Do this
Return the count of lines that hold the string "Marshburn", with no other words.
## Begin Task material
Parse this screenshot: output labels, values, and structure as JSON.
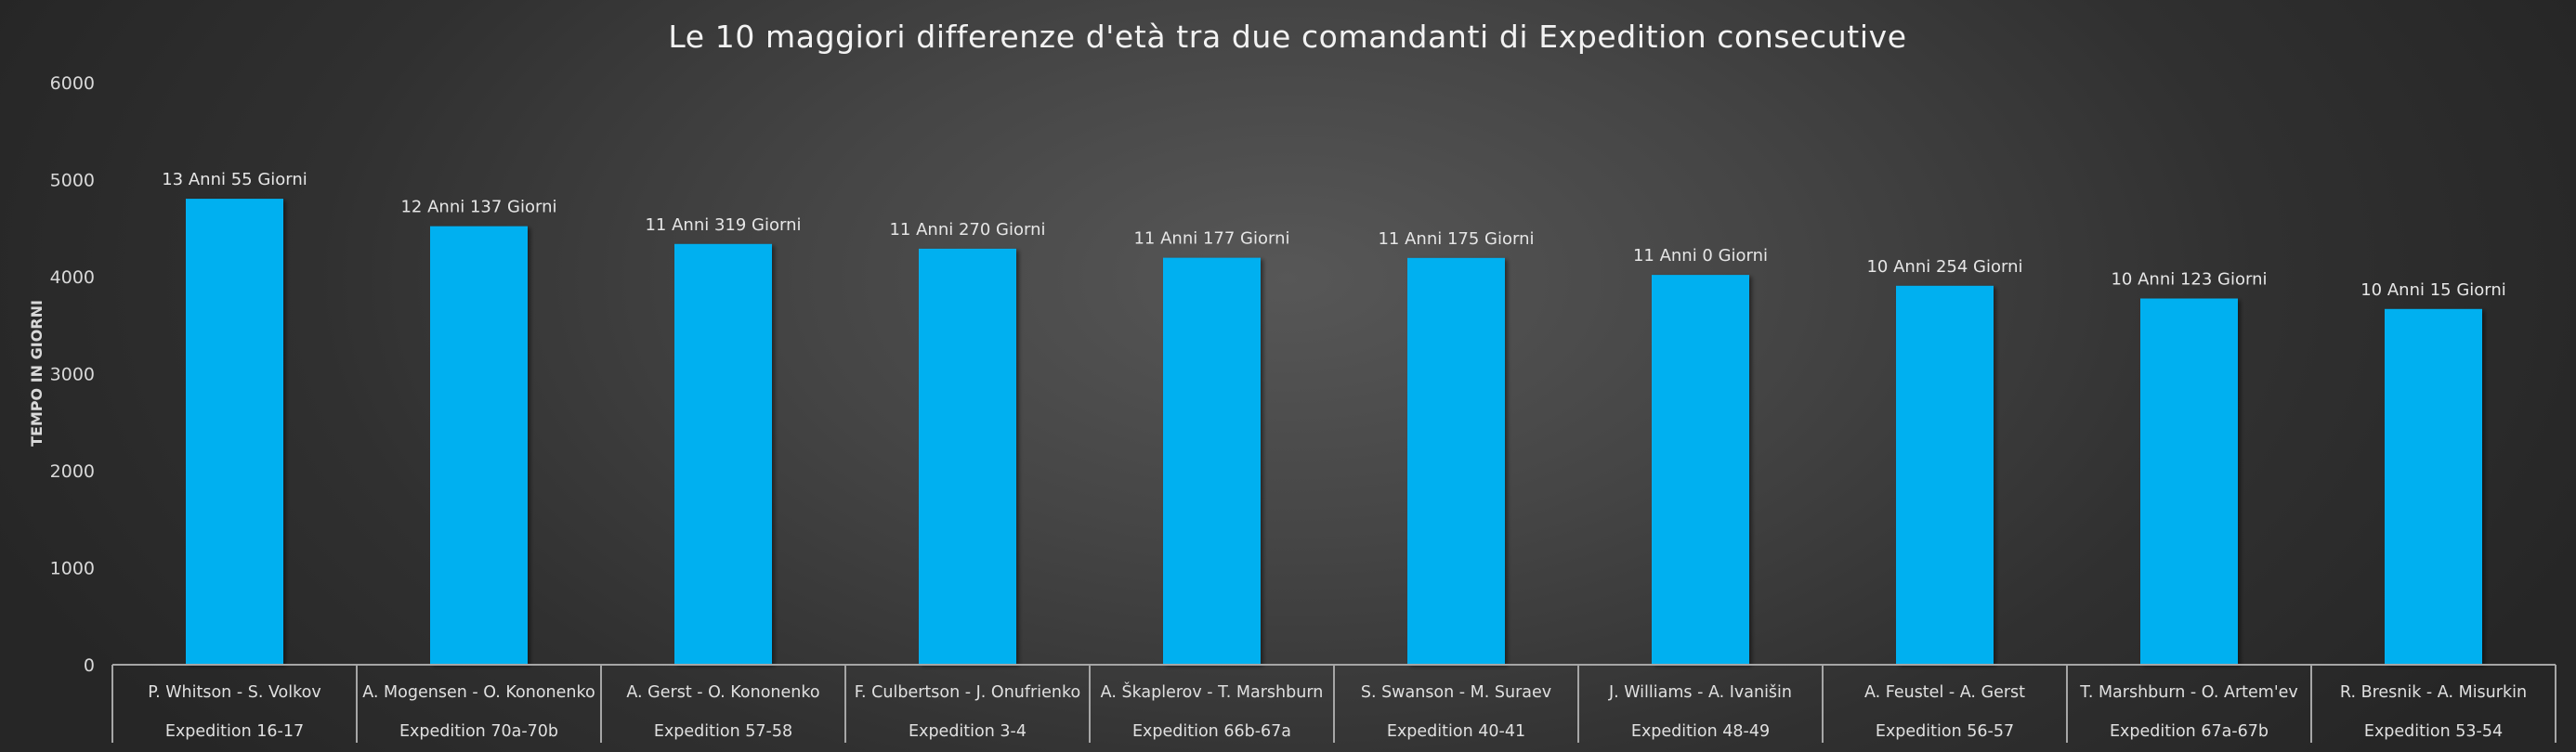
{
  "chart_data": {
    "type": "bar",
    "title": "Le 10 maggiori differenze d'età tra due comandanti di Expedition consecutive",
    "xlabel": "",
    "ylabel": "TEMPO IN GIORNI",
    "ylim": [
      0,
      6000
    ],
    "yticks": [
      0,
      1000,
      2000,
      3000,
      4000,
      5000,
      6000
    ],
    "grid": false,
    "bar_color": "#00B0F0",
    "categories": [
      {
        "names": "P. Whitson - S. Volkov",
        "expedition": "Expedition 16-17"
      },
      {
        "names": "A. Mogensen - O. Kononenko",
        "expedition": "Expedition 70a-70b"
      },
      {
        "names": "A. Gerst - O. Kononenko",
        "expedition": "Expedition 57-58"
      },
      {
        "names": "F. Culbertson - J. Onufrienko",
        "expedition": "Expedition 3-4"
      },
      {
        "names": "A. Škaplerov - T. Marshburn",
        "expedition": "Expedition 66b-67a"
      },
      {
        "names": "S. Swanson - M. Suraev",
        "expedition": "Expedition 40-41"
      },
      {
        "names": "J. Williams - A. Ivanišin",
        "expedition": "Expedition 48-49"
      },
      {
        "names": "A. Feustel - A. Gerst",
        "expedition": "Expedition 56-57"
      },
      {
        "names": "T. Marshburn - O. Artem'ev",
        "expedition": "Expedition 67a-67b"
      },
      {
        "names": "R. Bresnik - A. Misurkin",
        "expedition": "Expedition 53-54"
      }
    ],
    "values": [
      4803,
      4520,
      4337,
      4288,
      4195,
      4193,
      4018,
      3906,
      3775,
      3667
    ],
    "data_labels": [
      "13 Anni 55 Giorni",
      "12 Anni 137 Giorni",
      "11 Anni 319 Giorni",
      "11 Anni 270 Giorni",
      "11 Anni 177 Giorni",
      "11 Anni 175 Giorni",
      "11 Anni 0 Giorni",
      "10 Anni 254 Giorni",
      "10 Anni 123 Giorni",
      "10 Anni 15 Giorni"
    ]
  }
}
## End Task material
## Begin Task material
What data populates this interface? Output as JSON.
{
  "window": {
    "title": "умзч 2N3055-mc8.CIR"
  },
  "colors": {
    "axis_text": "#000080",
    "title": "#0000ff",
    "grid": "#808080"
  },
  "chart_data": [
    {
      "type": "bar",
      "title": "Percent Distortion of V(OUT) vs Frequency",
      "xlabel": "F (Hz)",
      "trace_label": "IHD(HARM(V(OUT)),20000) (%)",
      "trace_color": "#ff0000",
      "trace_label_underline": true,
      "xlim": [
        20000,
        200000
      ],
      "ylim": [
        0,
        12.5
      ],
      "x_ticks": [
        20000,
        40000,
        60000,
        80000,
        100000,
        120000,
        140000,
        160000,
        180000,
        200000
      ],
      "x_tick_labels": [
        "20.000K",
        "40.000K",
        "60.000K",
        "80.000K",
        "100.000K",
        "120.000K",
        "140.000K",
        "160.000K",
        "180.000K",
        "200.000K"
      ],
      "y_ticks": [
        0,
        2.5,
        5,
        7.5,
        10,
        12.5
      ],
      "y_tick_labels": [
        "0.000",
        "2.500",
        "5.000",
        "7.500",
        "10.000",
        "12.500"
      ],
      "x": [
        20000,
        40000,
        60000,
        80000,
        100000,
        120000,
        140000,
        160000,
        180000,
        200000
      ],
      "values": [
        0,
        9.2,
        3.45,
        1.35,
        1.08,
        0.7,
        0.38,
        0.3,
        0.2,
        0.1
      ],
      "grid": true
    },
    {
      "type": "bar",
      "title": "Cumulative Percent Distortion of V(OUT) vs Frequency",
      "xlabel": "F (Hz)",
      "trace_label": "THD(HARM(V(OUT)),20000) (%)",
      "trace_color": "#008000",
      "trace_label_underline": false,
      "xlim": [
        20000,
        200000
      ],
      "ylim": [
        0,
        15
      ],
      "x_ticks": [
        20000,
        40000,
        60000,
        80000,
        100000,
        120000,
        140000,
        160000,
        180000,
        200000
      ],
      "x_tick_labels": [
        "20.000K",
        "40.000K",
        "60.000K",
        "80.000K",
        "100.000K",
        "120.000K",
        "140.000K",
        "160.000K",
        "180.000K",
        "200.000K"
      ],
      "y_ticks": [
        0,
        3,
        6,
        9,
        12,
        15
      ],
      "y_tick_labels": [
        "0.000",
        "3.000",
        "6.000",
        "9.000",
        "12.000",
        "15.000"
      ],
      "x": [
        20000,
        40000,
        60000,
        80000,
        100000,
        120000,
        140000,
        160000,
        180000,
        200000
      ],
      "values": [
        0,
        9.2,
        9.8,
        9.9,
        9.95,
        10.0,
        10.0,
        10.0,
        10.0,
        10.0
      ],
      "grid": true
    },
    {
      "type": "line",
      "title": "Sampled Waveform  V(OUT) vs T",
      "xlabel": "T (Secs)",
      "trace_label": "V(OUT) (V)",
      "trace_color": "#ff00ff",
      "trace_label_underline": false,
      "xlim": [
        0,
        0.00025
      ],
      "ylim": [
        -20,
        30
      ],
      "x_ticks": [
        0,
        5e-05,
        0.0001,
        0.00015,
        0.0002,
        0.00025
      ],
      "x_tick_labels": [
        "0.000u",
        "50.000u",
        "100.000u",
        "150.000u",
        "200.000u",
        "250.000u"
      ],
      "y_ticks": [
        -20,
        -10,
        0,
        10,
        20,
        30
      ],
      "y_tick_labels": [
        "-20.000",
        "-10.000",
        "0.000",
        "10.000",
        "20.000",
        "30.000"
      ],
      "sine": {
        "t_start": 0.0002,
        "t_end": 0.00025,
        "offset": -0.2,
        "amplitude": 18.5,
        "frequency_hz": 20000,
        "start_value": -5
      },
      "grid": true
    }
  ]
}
## End Task material
## Begin Task material
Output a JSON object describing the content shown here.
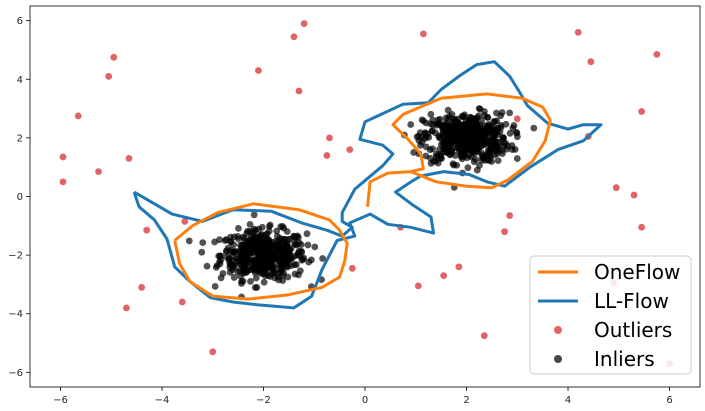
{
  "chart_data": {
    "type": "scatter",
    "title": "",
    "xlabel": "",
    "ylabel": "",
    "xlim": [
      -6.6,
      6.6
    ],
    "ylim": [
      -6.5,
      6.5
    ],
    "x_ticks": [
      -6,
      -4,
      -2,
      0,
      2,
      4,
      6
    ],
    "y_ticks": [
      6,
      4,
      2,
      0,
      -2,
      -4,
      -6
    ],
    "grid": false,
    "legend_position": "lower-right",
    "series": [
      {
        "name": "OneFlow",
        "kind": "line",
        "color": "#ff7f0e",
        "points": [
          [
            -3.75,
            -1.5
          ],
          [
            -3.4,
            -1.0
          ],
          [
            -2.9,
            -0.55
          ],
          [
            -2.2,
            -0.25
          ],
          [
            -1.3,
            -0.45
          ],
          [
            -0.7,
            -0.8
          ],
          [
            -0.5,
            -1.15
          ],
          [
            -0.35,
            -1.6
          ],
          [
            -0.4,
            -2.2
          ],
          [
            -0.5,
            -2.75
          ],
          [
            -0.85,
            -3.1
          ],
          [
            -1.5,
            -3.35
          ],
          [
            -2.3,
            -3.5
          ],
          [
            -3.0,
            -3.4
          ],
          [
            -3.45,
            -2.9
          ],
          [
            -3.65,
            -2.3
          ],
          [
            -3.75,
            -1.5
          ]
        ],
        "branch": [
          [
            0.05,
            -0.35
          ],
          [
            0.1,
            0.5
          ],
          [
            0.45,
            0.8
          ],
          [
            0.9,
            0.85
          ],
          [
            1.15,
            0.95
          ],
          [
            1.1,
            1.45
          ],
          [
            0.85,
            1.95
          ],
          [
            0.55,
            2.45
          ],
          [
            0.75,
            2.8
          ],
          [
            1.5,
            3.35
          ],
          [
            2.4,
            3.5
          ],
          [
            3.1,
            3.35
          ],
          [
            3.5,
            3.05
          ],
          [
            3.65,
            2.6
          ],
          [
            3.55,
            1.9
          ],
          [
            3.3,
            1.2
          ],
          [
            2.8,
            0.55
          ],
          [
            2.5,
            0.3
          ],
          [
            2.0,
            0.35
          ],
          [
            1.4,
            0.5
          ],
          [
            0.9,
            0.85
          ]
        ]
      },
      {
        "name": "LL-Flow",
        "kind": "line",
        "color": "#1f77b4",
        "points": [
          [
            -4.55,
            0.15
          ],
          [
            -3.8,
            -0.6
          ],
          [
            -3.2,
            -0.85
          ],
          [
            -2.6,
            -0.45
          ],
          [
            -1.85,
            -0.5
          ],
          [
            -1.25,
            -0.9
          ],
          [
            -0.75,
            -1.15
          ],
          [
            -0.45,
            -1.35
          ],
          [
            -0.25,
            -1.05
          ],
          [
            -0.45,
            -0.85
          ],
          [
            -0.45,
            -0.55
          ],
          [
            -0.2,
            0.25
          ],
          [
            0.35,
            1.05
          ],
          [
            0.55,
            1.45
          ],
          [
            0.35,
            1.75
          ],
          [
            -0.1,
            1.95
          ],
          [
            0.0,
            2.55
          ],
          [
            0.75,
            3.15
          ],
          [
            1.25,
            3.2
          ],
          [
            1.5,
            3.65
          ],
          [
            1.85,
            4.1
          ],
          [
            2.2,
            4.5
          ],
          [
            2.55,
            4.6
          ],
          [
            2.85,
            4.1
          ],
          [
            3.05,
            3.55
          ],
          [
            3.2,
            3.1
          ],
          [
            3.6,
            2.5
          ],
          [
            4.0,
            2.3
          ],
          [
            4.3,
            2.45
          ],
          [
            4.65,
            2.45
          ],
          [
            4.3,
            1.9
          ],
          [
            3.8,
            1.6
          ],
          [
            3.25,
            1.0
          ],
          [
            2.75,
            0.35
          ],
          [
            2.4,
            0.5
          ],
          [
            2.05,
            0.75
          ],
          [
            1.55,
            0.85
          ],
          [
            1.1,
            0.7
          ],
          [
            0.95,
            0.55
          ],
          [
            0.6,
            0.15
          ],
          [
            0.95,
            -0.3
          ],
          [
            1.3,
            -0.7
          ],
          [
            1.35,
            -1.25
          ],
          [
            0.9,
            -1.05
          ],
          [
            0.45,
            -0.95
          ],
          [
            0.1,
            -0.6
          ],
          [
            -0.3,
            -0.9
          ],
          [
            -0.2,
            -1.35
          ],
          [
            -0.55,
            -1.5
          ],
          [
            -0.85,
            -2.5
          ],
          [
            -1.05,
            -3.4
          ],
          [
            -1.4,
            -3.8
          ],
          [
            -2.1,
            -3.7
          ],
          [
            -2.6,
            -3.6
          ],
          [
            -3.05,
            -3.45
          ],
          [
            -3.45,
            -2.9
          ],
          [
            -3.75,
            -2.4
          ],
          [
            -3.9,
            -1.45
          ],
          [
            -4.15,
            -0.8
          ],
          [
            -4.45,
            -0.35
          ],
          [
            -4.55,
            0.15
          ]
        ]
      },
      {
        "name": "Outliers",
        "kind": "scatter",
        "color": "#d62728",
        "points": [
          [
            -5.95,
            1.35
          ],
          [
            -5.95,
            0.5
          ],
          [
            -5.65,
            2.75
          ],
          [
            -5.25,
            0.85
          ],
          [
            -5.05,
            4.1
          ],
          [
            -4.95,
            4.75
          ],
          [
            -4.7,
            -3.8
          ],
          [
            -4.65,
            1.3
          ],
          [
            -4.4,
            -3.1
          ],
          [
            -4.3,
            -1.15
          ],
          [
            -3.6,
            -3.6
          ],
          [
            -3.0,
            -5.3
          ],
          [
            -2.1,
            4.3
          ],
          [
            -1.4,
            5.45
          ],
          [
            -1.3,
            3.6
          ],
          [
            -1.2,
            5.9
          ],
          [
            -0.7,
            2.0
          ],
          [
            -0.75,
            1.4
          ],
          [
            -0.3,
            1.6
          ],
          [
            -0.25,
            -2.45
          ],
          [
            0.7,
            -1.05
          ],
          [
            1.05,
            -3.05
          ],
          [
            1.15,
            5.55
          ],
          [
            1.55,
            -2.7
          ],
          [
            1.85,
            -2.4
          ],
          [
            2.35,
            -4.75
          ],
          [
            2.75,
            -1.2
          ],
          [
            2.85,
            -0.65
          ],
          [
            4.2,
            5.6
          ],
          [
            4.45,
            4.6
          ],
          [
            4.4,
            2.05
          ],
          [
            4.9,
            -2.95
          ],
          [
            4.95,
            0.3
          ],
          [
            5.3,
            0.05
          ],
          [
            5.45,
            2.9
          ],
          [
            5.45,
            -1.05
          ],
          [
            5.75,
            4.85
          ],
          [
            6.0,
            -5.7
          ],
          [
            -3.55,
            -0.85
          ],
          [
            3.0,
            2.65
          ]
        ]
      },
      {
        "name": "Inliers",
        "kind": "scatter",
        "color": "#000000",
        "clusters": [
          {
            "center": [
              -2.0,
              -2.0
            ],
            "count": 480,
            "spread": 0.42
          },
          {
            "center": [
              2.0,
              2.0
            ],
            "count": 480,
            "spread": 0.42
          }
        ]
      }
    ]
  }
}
## End Task material
Solution
2